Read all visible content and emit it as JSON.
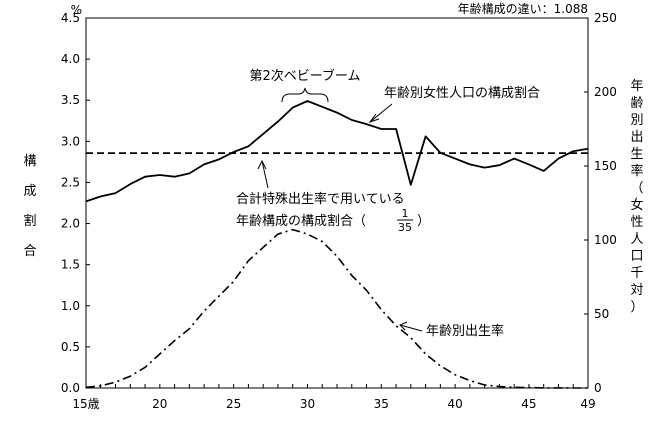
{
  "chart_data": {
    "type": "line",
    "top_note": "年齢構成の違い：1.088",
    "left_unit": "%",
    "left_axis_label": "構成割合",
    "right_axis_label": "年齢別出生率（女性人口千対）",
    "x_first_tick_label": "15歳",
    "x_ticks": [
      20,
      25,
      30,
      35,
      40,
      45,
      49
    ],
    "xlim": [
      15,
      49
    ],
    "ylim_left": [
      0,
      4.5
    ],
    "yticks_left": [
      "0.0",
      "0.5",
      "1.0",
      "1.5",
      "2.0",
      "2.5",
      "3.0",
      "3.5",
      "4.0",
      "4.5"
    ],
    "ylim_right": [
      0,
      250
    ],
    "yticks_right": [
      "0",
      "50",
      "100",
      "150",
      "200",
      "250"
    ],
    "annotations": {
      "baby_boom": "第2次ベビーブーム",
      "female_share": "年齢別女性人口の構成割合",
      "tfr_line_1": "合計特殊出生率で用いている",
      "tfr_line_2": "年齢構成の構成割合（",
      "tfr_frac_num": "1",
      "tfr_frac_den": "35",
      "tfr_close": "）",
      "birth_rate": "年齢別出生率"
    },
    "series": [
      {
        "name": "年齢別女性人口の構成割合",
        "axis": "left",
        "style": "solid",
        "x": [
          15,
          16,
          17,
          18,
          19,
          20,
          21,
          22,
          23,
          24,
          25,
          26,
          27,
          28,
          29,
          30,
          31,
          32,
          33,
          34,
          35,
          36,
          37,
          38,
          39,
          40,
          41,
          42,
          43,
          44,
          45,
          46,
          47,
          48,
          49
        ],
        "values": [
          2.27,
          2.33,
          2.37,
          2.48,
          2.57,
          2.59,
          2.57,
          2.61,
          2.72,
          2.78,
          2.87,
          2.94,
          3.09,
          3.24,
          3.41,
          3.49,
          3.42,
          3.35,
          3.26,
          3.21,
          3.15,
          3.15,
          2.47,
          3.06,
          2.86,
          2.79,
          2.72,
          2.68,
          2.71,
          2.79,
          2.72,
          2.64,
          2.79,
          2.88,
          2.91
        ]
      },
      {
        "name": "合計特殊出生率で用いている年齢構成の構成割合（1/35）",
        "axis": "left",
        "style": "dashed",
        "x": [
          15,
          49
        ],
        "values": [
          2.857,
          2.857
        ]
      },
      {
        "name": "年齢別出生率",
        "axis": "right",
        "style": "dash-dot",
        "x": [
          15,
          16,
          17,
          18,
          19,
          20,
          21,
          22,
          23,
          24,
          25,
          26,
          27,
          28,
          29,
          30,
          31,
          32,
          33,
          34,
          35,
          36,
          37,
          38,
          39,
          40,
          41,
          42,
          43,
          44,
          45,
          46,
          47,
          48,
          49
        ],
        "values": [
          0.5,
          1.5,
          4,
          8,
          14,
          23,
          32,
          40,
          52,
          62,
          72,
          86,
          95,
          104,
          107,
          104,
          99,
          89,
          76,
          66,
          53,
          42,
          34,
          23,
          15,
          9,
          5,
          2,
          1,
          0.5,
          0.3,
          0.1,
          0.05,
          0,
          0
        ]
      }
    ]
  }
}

==================================================

* _EXERCISE PROMPT_
Omit every picture while copying the listing above exactly.

* _ANSWER TO THIS TASK_
Read all visible content and emit it as JSON.
{
  "chart_data": {
    "type": "line",
    "top_note": "年齢構成の違い：1.088",
    "left_unit": "%",
    "left_axis_label": "構成割合",
    "right_axis_label": "年齢別出生率（女性人口千対）",
    "x_first_tick_label": "15歳",
    "x_ticks": [
      20,
      25,
      30,
      35,
      40,
      45,
      49
    ],
    "xlim": [
      15,
      49
    ],
    "ylim_left": [
      0,
      4.5
    ],
    "yticks_left": [
      "0.0",
      "0.5",
      "1.0",
      "1.5",
      "2.0",
      "2.5",
      "3.0",
      "3.5",
      "4.0",
      "4.5"
    ],
    "ylim_right": [
      0,
      250
    ],
    "yticks_right": [
      "0",
      "50",
      "100",
      "150",
      "200",
      "250"
    ],
    "annotations": {
      "baby_boom": "第2次ベビーブーム",
      "female_share": "年齢別女性人口の構成割合",
      "tfr_line_1": "合計特殊出生率で用いている",
      "tfr_line_2": "年齢構成の構成割合（",
      "tfr_frac_num": "1",
      "tfr_frac_den": "35",
      "tfr_close": "）",
      "birth_rate": "年齢別出生率"
    },
    "series": [
      {
        "name": "年齢別女性人口の構成割合",
        "axis": "left",
        "style": "solid",
        "x": [
          15,
          16,
          17,
          18,
          19,
          20,
          21,
          22,
          23,
          24,
          25,
          26,
          27,
          28,
          29,
          30,
          31,
          32,
          33,
          34,
          35,
          36,
          37,
          38,
          39,
          40,
          41,
          42,
          43,
          44,
          45,
          46,
          47,
          48,
          49
        ],
        "values": [
          2.27,
          2.33,
          2.37,
          2.48,
          2.57,
          2.59,
          2.57,
          2.61,
          2.72,
          2.78,
          2.87,
          2.94,
          3.09,
          3.24,
          3.41,
          3.49,
          3.42,
          3.35,
          3.26,
          3.21,
          3.15,
          3.15,
          2.47,
          3.06,
          2.86,
          2.79,
          2.72,
          2.68,
          2.71,
          2.79,
          2.72,
          2.64,
          2.79,
          2.88,
          2.91
        ]
      },
      {
        "name": "合計特殊出生率で用いている年齢構成の構成割合（1/35）",
        "axis": "left",
        "style": "dashed",
        "x": [
          15,
          49
        ],
        "values": [
          2.857,
          2.857
        ]
      },
      {
        "name": "年齢別出生率",
        "axis": "right",
        "style": "dash-dot",
        "x": [
          15,
          16,
          17,
          18,
          19,
          20,
          21,
          22,
          23,
          24,
          25,
          26,
          27,
          28,
          29,
          30,
          31,
          32,
          33,
          34,
          35,
          36,
          37,
          38,
          39,
          40,
          41,
          42,
          43,
          44,
          45,
          46,
          47,
          48,
          49
        ],
        "values": [
          0.5,
          1.5,
          4,
          8,
          14,
          23,
          32,
          40,
          52,
          62,
          72,
          86,
          95,
          104,
          107,
          104,
          99,
          89,
          76,
          66,
          53,
          42,
          34,
          23,
          15,
          9,
          5,
          2,
          1,
          0.5,
          0.3,
          0.1,
          0.05,
          0,
          0
        ]
      }
    ]
  }
}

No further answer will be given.